Set task
Arrange every line of the material below into a Markdown table with two columns, Row and Line. Number each row and skip any blank lines.

Dataset records

BEGIN

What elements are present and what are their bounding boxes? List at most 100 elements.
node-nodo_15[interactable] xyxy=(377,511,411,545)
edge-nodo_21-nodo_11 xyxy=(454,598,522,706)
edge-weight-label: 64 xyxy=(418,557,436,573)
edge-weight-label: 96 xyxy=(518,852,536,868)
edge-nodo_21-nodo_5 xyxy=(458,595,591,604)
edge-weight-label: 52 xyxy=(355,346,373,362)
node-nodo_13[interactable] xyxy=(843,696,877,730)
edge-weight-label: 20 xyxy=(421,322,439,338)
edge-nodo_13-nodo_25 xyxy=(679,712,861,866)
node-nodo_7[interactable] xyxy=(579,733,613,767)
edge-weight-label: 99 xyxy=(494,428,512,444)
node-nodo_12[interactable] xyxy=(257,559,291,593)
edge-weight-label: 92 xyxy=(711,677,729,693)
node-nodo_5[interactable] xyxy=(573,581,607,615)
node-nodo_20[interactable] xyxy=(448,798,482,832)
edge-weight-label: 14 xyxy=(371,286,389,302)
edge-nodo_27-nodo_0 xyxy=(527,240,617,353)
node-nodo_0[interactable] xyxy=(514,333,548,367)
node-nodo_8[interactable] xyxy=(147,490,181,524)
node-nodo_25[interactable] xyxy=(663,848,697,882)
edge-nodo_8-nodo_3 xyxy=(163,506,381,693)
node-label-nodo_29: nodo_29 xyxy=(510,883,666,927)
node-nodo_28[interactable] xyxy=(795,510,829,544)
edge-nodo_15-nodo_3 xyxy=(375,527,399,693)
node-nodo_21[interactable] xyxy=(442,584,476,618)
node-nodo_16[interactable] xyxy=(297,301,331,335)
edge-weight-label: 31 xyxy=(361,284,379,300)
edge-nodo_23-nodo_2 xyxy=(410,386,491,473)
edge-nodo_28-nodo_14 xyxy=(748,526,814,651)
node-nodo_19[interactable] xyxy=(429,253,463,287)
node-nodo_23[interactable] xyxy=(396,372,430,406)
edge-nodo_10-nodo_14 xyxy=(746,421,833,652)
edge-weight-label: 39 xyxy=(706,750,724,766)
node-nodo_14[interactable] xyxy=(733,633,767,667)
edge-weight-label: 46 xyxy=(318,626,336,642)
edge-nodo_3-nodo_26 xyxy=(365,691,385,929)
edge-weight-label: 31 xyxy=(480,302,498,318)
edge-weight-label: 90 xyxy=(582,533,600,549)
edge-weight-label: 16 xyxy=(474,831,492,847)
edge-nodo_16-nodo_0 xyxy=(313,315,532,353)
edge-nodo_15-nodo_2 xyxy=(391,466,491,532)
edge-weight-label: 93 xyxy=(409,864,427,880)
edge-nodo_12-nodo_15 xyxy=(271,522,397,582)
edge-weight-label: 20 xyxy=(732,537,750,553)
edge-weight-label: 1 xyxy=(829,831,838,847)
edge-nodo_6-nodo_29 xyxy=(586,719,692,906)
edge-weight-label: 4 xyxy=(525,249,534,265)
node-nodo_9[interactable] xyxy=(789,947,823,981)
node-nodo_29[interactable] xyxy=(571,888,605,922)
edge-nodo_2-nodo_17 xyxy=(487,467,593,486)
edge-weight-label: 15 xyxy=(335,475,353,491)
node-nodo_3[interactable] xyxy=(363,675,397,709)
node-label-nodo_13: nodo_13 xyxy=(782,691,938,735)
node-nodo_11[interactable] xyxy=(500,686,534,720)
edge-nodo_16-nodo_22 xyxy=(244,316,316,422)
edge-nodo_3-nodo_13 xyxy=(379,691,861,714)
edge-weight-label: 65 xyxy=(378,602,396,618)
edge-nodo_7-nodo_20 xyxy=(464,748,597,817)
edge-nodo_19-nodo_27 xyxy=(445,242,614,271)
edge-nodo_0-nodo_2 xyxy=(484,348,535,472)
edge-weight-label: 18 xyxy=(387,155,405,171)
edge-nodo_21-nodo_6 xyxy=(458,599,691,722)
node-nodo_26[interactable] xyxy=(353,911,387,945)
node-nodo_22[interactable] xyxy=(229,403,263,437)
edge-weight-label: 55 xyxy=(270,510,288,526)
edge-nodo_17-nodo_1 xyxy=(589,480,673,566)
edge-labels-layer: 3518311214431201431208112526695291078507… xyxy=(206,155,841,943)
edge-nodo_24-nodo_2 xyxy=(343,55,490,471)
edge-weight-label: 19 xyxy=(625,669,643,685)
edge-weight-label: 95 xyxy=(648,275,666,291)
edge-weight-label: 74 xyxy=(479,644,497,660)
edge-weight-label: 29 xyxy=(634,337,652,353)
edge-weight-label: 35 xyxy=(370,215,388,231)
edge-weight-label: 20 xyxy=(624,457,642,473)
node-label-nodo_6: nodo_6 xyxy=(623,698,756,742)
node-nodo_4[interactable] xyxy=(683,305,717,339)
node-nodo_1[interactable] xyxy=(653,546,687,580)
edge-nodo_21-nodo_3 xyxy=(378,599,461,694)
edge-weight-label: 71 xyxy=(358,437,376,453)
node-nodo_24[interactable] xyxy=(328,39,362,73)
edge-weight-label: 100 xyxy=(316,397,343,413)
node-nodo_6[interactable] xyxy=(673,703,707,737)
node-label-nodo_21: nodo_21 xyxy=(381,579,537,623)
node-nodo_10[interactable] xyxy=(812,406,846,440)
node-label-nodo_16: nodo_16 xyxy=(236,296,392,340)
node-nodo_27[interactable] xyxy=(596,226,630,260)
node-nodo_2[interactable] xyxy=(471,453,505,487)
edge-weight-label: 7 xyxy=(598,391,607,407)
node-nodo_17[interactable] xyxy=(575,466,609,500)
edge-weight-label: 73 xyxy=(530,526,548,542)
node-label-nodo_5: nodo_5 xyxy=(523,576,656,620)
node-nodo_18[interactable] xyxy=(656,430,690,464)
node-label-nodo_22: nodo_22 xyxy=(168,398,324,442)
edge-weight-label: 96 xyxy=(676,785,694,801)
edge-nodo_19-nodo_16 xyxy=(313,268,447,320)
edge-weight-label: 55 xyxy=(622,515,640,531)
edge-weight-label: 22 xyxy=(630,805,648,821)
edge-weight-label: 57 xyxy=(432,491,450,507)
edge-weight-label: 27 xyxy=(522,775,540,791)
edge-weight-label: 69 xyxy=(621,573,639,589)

END

Exercise response
| Row | Line |
|---|---|
| 1 | What elements are present and what are their bounding boxes? List at most 100 elements. |
| 2 | node-nodo_15[interactable] xyxy=(377,511,411,545) |
| 3 | edge-nodo_21-nodo_11 xyxy=(454,598,522,706) |
| 4 | edge-weight-label: 64 xyxy=(418,557,436,573) |
| 5 | edge-weight-label: 96 xyxy=(518,852,536,868) |
| 6 | edge-nodo_21-nodo_5 xyxy=(458,595,591,604) |
| 7 | edge-weight-label: 52 xyxy=(355,346,373,362) |
| 8 | node-nodo_13[interactable] xyxy=(843,696,877,730) |
| 9 | edge-weight-label: 20 xyxy=(421,322,439,338) |
| 10 | edge-nodo_13-nodo_25 xyxy=(679,712,861,866) |
| 11 | node-nodo_7[interactable] xyxy=(579,733,613,767) |
| 12 | edge-weight-label: 99 xyxy=(494,428,512,444) |
| 13 | node-nodo_12[interactable] xyxy=(257,559,291,593) |
| 14 | edge-weight-label: 92 xyxy=(711,677,729,693) |
| 15 | node-nodo_5[interactable] xyxy=(573,581,607,615) |
| 16 | node-nodo_20[interactable] xyxy=(448,798,482,832) |
| 17 | edge-weight-label: 14 xyxy=(371,286,389,302) |
| 18 | edge-nodo_27-nodo_0 xyxy=(527,240,617,353) |
| 19 | node-nodo_0[interactable] xyxy=(514,333,548,367) |
| 20 | node-nodo_8[interactable] xyxy=(147,490,181,524) |
| 21 | node-nodo_25[interactable] xyxy=(663,848,697,882) |
| 22 | edge-nodo_8-nodo_3 xyxy=(163,506,381,693) |
| 23 | node-label-nodo_29: nodo_29 xyxy=(510,883,666,927) |
| 24 | node-nodo_28[interactable] xyxy=(795,510,829,544) |
| 25 | edge-nodo_15-nodo_3 xyxy=(375,527,399,693) |
| 26 | node-nodo_21[interactable] xyxy=(442,584,476,618) |
| 27 | node-nodo_16[interactable] xyxy=(297,301,331,335) |
| 28 | edge-weight-label: 31 xyxy=(361,284,379,300) |
| 29 | edge-nodo_23-nodo_2 xyxy=(410,386,491,473) |
| 30 | edge-nodo_28-nodo_14 xyxy=(748,526,814,651) |
| 31 | node-nodo_19[interactable] xyxy=(429,253,463,287) |
| 32 | node-nodo_23[interactable] xyxy=(396,372,430,406) |
| 33 | edge-nodo_10-nodo_14 xyxy=(746,421,833,652) |
| 34 | edge-weight-label: 39 xyxy=(706,750,724,766) |
| 35 | node-nodo_14[interactable] xyxy=(733,633,767,667) |
| 36 | edge-weight-label: 46 xyxy=(318,626,336,642) |
| 37 | edge-nodo_3-nodo_26 xyxy=(365,691,385,929) |
| 38 | edge-weight-label: 31 xyxy=(480,302,498,318) |
| 39 | edge-weight-label: 90 xyxy=(582,533,600,549) |
| 40 | edge-weight-label: 16 xyxy=(474,831,492,847) |
| 41 | edge-nodo_16-nodo_0 xyxy=(313,315,532,353) |
| 42 | edge-nodo_15-nodo_2 xyxy=(391,466,491,532) |
| 43 | edge-weight-label: 93 xyxy=(409,864,427,880) |
| 44 | edge-nodo_12-nodo_15 xyxy=(271,522,397,582) |
| 45 | edge-weight-label: 20 xyxy=(732,537,750,553) |
| 46 | edge-weight-label: 1 xyxy=(829,831,838,847) |
| 47 | edge-nodo_6-nodo_29 xyxy=(586,719,692,906) |
| 48 | edge-weight-label: 4 xyxy=(525,249,534,265) |
| 49 | node-nodo_9[interactable] xyxy=(789,947,823,981) |
| 50 | node-nodo_29[interactable] xyxy=(571,888,605,922) |
| 51 | edge-nodo_2-nodo_17 xyxy=(487,467,593,486) |
| 52 | edge-weight-label: 15 xyxy=(335,475,353,491) |
| 53 | node-nodo_3[interactable] xyxy=(363,675,397,709) |
| 54 | node-label-nodo_13: nodo_13 xyxy=(782,691,938,735) |
| 55 | node-nodo_11[interactable] xyxy=(500,686,534,720) |
| 56 | edge-nodo_16-nodo_22 xyxy=(244,316,316,422) |
| 57 | edge-nodo_3-nodo_13 xyxy=(379,691,861,714) |
| 58 | edge-weight-label: 65 xyxy=(378,602,396,618) |
| 59 | edge-nodo_7-nodo_20 xyxy=(464,748,597,817) |
| 60 | edge-nodo_19-nodo_27 xyxy=(445,242,614,271) |
| 61 | edge-nodo_0-nodo_2 xyxy=(484,348,535,472) |
| 62 | edge-weight-label: 18 xyxy=(387,155,405,171) |
| 63 | edge-nodo_21-nodo_6 xyxy=(458,599,691,722) |
| 64 | node-nodo_26[interactable] xyxy=(353,911,387,945) |
| 65 | node-nodo_22[interactable] xyxy=(229,403,263,437) |
| 66 | edge-weight-label: 55 xyxy=(270,510,288,526) |
| 67 | edge-nodo_17-nodo_1 xyxy=(589,480,673,566) |
| 68 | edge-labels-layer: 3518311214431201431208112526695291078507… xyxy=(206,155,841,943) |
| 69 | edge-nodo_24-nodo_2 xyxy=(343,55,490,471) |
| 70 | edge-weight-label: 19 xyxy=(625,669,643,685) |
| 71 | edge-weight-label: 95 xyxy=(648,275,666,291) |
| 72 | edge-weight-label: 74 xyxy=(479,644,497,660) |
| 73 | edge-weight-label: 29 xyxy=(634,337,652,353) |
| 74 | edge-weight-label: 35 xyxy=(370,215,388,231) |
| 75 | edge-weight-label: 20 xyxy=(624,457,642,473) |
| 76 | node-label-nodo_6: nodo_6 xyxy=(623,698,756,742) |
| 77 | node-nodo_4[interactable] xyxy=(683,305,717,339) |
| 78 | node-nodo_1[interactable] xyxy=(653,546,687,580) |
| 79 | edge-nodo_21-nodo_3 xyxy=(378,599,461,694) |
| 80 | edge-weight-label: 71 xyxy=(358,437,376,453) |
| 81 | node-nodo_24[interactable] xyxy=(328,39,362,73) |
| 82 | edge-weight-label: 100 xyxy=(316,397,343,413) |
| 83 | node-nodo_6[interactable] xyxy=(673,703,707,737) |
| 84 | node-label-nodo_21: nodo_21 xyxy=(381,579,537,623) |
| 85 | node-nodo_10[interactable] xyxy=(812,406,846,440) |
| 86 | node-label-nodo_16: nodo_16 xyxy=(236,296,392,340) |
| 87 | node-nodo_27[interactable] xyxy=(596,226,630,260) |
| 88 | node-nodo_2[interactable] xyxy=(471,453,505,487) |
| 89 | edge-weight-label: 7 xyxy=(598,391,607,407) |
| 90 | node-nodo_17[interactable] xyxy=(575,466,609,500) |
| 91 | edge-weight-label: 73 xyxy=(530,526,548,542) |
| 92 | node-label-nodo_5: nodo_5 xyxy=(523,576,656,620) |
| 93 | node-nodo_18[interactable] xyxy=(656,430,690,464) |
| 94 | node-label-nodo_22: nodo_22 xyxy=(168,398,324,442) |
| 95 | edge-weight-label: 96 xyxy=(676,785,694,801) |
| 96 | edge-nodo_19-nodo_16 xyxy=(313,268,447,320) |
| 97 | edge-weight-label: 55 xyxy=(622,515,640,531) |
| 98 | edge-weight-label: 22 xyxy=(630,805,648,821) |
| 99 | edge-weight-label: 57 xyxy=(432,491,450,507) |
| 100 | edge-weight-label: 27 xyxy=(522,775,540,791) |
| 101 | edge-weight-label: 69 xyxy=(621,573,639,589) |